### Task requirements
Determine how many lines of the data below contain "Avoided", then give only that number.

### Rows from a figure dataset
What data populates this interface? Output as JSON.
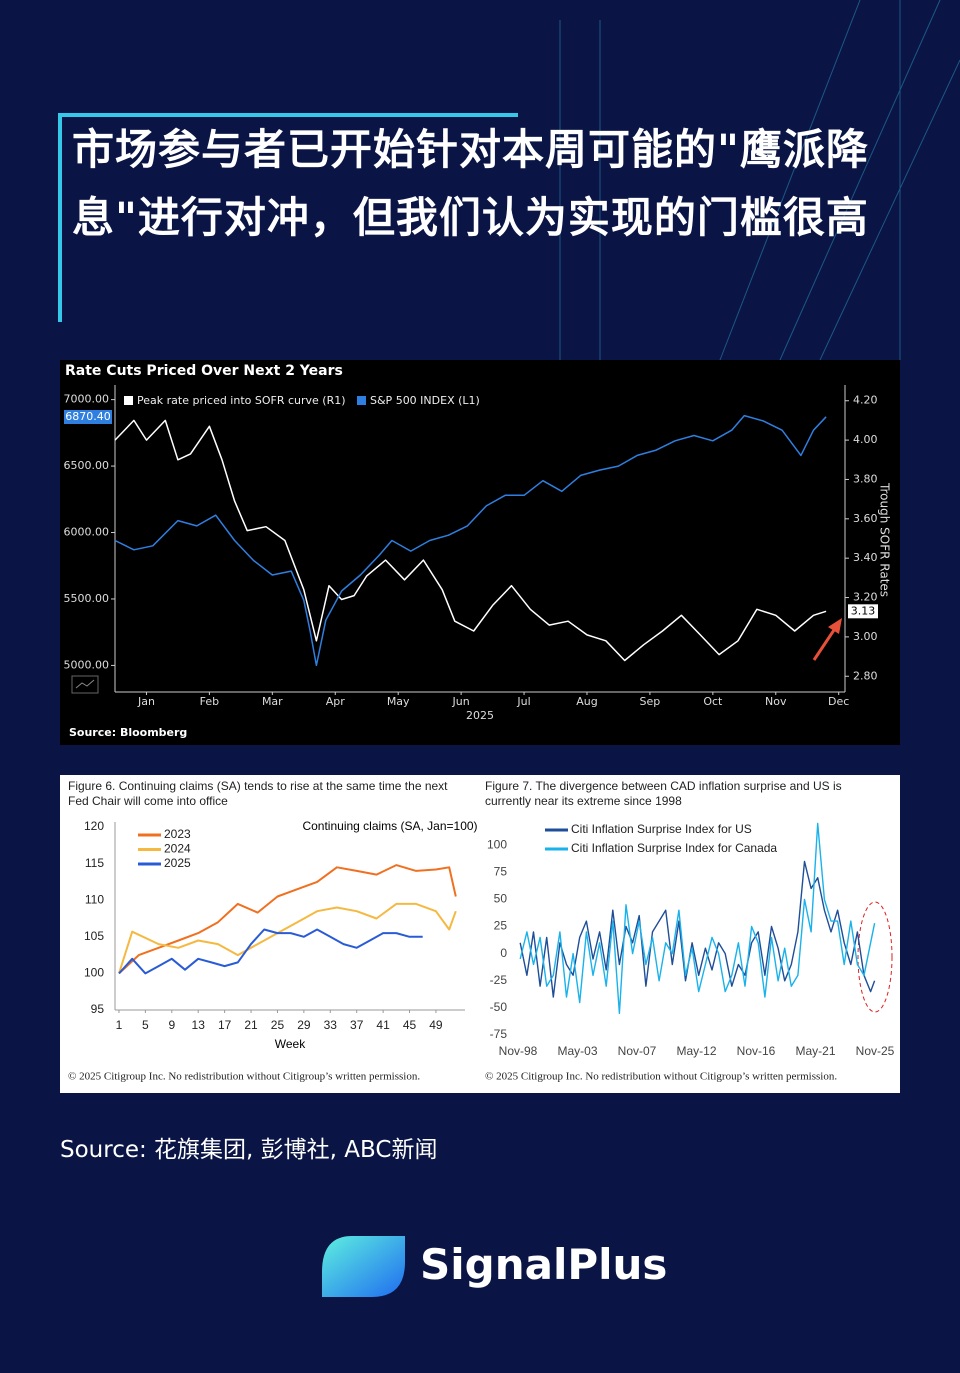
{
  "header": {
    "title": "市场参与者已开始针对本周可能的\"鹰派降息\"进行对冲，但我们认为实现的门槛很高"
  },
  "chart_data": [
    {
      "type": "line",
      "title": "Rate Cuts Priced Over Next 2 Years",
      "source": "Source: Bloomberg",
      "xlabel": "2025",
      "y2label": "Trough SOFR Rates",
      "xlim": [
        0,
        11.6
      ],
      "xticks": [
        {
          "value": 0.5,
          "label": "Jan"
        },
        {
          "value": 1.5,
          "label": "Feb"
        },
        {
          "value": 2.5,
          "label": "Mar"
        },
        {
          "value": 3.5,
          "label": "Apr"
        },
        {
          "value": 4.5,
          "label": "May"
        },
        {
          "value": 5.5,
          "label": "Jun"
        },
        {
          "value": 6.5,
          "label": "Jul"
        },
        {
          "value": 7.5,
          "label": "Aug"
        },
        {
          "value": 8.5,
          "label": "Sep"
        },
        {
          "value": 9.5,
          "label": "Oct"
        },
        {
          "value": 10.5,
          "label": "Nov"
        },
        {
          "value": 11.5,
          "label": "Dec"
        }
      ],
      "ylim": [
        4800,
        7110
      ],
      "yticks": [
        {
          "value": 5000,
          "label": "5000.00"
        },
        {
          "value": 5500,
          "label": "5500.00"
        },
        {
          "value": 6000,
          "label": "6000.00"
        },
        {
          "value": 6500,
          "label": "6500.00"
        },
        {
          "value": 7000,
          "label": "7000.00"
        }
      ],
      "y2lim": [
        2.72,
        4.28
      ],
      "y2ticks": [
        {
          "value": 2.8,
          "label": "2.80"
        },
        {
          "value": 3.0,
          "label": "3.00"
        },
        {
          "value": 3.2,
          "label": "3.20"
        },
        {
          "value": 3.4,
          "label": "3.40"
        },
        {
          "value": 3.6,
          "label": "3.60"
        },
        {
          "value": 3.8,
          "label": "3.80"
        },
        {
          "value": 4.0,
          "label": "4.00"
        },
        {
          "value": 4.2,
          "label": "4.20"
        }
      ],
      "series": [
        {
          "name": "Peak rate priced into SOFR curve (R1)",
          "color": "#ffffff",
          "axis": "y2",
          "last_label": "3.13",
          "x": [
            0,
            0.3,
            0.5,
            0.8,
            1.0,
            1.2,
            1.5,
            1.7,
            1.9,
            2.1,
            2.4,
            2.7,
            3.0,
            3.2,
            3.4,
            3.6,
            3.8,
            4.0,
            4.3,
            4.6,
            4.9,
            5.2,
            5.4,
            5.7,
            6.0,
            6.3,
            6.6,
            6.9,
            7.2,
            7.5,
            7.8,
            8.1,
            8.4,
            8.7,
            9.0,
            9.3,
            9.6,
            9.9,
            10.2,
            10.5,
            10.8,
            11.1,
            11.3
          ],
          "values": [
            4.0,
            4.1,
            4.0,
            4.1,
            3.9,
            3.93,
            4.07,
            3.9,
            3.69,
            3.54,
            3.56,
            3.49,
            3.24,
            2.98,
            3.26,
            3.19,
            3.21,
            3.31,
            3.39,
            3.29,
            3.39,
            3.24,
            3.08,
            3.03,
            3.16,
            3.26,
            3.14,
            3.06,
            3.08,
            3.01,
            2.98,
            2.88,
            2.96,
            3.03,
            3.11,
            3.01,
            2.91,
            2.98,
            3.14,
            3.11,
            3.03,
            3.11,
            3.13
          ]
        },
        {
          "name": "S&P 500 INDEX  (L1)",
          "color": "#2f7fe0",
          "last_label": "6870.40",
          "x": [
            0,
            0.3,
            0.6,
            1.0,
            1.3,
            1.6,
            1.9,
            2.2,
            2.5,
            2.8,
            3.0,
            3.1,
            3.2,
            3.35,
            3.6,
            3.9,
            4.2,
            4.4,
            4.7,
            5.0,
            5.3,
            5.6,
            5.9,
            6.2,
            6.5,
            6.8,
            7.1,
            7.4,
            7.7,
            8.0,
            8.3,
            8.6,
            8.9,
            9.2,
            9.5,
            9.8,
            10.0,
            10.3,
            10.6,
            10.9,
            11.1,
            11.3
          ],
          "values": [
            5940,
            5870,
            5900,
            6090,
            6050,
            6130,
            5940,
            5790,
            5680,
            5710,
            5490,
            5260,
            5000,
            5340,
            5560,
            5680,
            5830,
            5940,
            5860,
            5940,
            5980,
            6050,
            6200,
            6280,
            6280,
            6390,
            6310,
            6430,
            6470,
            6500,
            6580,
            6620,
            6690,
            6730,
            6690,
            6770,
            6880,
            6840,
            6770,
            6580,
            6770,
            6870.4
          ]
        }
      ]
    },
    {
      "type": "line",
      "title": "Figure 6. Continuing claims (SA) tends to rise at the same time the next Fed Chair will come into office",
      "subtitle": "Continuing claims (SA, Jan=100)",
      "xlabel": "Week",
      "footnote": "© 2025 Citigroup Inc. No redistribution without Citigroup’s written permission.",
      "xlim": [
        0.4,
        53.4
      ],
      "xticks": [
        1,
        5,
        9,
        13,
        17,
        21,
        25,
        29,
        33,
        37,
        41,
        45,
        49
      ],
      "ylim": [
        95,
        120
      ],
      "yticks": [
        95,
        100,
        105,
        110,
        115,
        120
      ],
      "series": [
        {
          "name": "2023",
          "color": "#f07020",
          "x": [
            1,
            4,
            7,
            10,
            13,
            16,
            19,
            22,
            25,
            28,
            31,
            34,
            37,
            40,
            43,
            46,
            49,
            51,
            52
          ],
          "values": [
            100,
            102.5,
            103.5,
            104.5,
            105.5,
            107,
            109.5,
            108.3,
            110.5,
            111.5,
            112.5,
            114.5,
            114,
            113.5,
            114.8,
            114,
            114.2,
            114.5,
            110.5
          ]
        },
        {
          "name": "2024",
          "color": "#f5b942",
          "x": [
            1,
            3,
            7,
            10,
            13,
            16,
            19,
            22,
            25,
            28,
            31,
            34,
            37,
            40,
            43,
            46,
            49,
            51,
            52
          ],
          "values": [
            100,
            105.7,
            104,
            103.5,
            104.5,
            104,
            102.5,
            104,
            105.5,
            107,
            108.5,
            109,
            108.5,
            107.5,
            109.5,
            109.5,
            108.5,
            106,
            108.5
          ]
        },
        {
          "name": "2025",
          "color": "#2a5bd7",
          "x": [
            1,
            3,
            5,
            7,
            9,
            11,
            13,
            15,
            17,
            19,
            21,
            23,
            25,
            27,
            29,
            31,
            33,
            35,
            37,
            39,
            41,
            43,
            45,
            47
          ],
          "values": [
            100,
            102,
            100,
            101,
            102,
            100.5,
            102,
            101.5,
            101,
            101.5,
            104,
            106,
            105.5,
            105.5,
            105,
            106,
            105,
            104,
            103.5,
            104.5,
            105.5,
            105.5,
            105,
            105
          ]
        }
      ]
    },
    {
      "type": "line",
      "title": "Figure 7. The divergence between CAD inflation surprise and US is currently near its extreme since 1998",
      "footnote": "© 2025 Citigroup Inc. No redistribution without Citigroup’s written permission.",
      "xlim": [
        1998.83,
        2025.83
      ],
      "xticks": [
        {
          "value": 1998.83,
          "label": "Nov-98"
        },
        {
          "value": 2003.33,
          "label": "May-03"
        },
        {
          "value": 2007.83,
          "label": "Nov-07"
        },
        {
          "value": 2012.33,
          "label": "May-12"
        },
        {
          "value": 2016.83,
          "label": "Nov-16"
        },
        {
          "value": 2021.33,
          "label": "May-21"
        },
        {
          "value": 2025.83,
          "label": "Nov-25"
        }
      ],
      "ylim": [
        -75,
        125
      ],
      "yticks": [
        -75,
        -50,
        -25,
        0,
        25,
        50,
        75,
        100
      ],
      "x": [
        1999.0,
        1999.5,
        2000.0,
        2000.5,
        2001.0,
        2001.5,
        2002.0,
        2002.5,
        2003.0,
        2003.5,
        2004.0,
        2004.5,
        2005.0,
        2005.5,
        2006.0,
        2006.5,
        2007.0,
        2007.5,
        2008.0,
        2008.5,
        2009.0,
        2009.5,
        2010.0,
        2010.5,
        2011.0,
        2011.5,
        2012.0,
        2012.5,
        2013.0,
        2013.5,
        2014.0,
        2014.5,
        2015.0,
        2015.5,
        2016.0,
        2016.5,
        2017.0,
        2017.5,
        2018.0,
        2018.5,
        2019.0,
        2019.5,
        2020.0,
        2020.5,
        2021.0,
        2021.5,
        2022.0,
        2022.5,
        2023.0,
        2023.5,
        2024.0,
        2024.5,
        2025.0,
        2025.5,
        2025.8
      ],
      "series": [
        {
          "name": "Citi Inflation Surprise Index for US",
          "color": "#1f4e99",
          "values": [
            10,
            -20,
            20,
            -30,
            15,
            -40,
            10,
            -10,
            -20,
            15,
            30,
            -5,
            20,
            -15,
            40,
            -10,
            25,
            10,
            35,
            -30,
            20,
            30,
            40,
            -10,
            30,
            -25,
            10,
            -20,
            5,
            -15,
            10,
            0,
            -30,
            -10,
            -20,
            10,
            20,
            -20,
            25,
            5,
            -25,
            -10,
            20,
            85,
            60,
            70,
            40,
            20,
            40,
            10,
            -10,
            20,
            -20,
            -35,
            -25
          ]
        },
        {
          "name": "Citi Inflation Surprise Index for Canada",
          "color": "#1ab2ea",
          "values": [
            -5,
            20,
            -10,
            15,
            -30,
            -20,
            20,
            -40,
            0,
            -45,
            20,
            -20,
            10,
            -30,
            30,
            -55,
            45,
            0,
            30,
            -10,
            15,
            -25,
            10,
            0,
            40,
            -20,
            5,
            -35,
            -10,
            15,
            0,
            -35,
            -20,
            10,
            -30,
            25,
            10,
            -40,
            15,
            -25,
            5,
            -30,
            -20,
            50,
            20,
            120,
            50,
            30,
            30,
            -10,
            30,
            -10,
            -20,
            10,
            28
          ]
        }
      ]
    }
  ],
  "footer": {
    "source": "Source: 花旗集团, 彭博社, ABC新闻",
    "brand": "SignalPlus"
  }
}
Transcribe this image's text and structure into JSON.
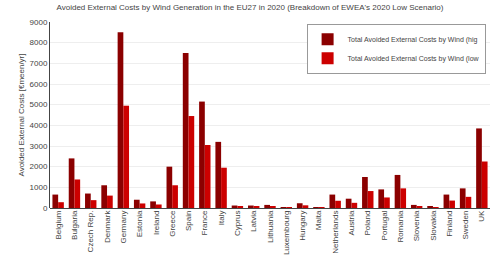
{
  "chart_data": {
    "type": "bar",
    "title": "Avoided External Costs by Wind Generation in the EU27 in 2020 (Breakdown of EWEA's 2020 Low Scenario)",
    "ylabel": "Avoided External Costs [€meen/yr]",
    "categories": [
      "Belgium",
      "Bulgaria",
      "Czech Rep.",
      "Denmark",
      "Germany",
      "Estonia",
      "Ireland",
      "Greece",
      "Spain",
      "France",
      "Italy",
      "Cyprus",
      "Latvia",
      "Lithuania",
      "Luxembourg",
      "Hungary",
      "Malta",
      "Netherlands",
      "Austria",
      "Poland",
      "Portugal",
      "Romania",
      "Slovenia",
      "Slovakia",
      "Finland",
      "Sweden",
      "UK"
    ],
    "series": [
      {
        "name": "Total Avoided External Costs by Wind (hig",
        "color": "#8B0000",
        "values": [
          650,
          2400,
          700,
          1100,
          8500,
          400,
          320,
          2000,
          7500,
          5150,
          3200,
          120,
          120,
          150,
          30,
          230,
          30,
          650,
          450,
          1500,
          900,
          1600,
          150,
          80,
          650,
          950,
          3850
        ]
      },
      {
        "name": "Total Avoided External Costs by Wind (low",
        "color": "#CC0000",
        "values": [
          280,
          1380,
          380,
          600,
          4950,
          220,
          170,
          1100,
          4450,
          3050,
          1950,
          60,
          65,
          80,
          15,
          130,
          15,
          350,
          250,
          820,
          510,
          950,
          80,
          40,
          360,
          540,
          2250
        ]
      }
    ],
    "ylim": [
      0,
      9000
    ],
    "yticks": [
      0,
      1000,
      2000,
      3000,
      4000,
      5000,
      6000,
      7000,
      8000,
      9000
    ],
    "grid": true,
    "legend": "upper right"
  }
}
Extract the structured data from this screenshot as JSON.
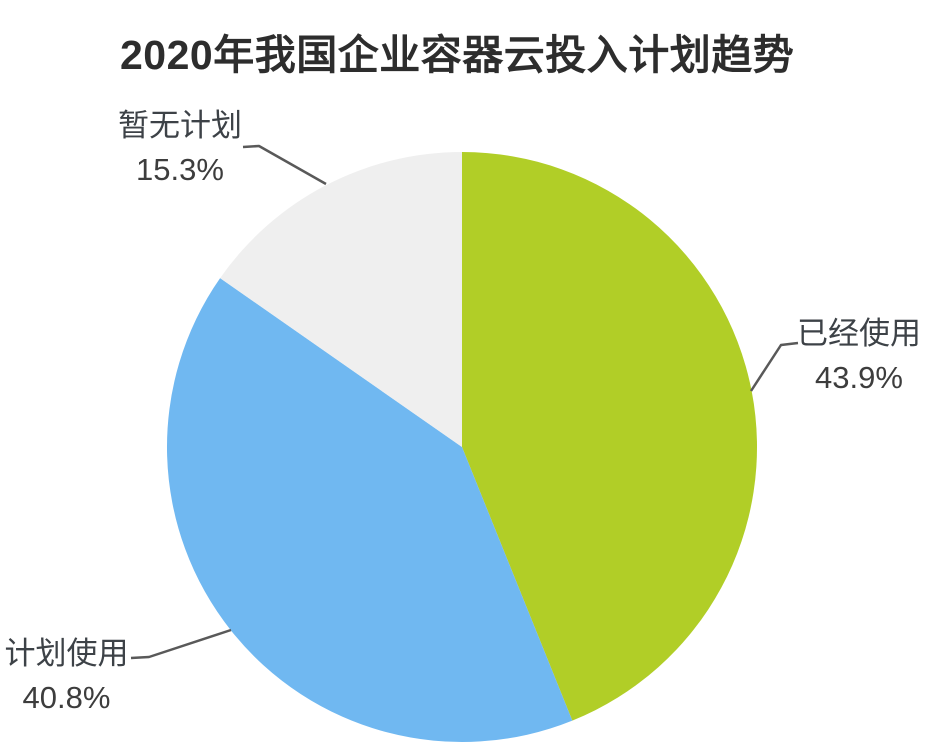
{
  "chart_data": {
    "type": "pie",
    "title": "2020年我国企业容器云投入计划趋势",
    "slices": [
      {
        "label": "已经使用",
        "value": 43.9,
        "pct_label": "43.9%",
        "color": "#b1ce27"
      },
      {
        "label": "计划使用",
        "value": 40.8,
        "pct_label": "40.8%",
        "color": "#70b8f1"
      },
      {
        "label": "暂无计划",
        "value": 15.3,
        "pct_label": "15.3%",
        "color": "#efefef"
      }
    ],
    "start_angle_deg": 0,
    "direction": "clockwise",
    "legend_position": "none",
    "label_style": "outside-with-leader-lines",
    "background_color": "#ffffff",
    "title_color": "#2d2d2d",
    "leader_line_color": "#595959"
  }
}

### Written response
4